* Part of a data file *
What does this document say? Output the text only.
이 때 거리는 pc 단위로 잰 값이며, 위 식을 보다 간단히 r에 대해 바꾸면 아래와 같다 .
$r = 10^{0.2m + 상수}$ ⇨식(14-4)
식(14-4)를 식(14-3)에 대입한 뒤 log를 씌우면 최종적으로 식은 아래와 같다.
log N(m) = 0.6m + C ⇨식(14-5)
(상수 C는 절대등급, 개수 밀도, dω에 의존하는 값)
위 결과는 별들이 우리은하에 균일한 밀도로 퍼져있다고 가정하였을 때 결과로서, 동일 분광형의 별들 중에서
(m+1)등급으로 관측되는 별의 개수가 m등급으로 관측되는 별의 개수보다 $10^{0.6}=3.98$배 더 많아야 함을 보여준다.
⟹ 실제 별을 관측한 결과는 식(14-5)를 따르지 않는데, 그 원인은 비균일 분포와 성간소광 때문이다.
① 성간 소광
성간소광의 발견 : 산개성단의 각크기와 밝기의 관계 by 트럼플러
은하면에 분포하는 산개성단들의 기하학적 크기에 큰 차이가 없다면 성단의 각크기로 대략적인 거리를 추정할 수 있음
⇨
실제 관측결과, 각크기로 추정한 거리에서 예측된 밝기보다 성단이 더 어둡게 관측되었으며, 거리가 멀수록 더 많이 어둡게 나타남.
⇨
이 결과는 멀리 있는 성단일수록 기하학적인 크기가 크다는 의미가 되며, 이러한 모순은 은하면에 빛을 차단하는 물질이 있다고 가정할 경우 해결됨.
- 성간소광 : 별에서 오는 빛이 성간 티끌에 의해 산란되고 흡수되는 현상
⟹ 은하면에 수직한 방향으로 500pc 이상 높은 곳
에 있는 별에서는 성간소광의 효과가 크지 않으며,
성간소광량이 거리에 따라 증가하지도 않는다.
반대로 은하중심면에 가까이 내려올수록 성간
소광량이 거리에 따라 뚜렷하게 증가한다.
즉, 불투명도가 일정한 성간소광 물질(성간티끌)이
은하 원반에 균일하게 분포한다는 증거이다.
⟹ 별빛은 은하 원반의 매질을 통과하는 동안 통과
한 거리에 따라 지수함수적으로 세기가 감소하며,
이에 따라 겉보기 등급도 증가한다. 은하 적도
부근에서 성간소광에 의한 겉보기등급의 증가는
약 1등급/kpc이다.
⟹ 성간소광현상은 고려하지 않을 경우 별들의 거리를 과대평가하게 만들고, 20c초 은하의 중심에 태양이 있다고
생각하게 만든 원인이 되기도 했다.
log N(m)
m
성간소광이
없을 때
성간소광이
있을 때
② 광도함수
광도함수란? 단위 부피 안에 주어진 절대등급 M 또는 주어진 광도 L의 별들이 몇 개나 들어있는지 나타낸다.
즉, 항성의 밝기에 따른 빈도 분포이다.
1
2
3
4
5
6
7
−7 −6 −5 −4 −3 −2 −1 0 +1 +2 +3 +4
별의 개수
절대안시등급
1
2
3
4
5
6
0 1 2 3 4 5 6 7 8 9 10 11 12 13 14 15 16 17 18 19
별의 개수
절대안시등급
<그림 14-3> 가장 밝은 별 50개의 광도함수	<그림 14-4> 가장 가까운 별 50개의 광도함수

* EXERCISE DIRECTIONS *
All of the entries above should be written out again exactly.

* WRITTEN RESPONSE *
What does this document say? Output the text only.
이 때 거리는 pc 단위로 잰 값이며, 위 식을 보다 간단히 r에 대해 바꾸면 아래와 같다 .
$r = 10^{0.2m + 상수}$ ⇨식(14-4)
식(14-4)를 식(14-3)에 대입한 뒤 log를 씌우면 최종적으로 식은 아래와 같다.
log N(m) = 0.6m + C ⇨식(14-5)
(상수 C는 절대등급, 개수 밀도, dω에 의존하는 값)
위 결과는 별들이 우리은하에 균일한 밀도로 퍼져있다고 가정하였을 때 결과로서, 동일 분광형의 별들 중에서
(m+1)등급으로 관측되는 별의 개수가 m등급으로 관측되는 별의 개수보다 $10^{0.6}=3.98$배 더 많아야 함을 보여준다.
⟹ 실제 별을 관측한 결과는 식(14-5)를 따르지 않는데, 그 원인은 비균일 분포와 성간소광 때문이다.
① 성간 소광
성간소광의 발견 : 산개성단의 각크기와 밝기의 관계 by 트럼플러
은하면에 분포하는 산개성단들의 기하학적 크기에 큰 차이가 없다면 성단의 각크기로 대략적인 거리를 추정할 수 있음
⇨
실제 관측결과, 각크기로 추정한 거리에서 예측된 밝기보다 성단이 더 어둡게 관측되었으며, 거리가 멀수록 더 많이 어둡게 나타남.
⇨
이 결과는 멀리 있는 성단일수록 기하학적인 크기가 크다는 의미가 되며, 이러한 모순은 은하면에 빛을 차단하는 물질이 있다고 가정할 경우 해결됨.
- 성간소광 : 별에서 오는 빛이 성간 티끌에 의해 산란되고 흡수되는 현상
⟹ 은하면에 수직한 방향으로 500pc 이상 높은 곳
에 있는 별에서는 성간소광의 효과가 크지 않으며,
성간소광량이 거리에 따라 증가하지도 않는다.
반대로 은하중심면에 가까이 내려올수록 성간
소광량이 거리에 따라 뚜렷하게 증가한다.
즉, 불투명도가 일정한 성간소광 물질(성간티끌)이
은하 원반에 균일하게 분포한다는 증거이다.
⟹ 별빛은 은하 원반의 매질을 통과하는 동안 통과
한 거리에 따라 지수함수적으로 세기가 감소하며,
이에 따라 겉보기 등급도 증가한다. 은하 적도
부근에서 성간소광에 의한 겉보기등급의 증가는
약 1등급/kpc이다.
⟹ 성간소광현상은 고려하지 않을 경우 별들의 거리를 과대평가하게 만들고, 20c초 은하의 중심에 태양이 있다고
생각하게 만든 원인이 되기도 했다.
log N(m)
m
성간소광이
없을 때
성간소광이
있을 때
② 광도함수
광도함수란? 단위 부피 안에 주어진 절대등급 M 또는 주어진 광도 L의 별들이 몇 개나 들어있는지 나타낸다.
즉, 항성의 밝기에 따른 빈도 분포이다.
1
2
3
4
5
6
7
−7 −6 −5 −4 −3 −2 −1 0 +1 +2 +3 +4
별의 개수
절대안시등급
1
2
3
4
5
6
0 1 2 3 4 5 6 7 8 9 10 11 12 13 14 15 16 17 18 19
별의 개수
절대안시등급
<그림 14-3> 가장 밝은 별 50개의 광도함수	<그림 14-4> 가장 가까운 별 50개의 광도함수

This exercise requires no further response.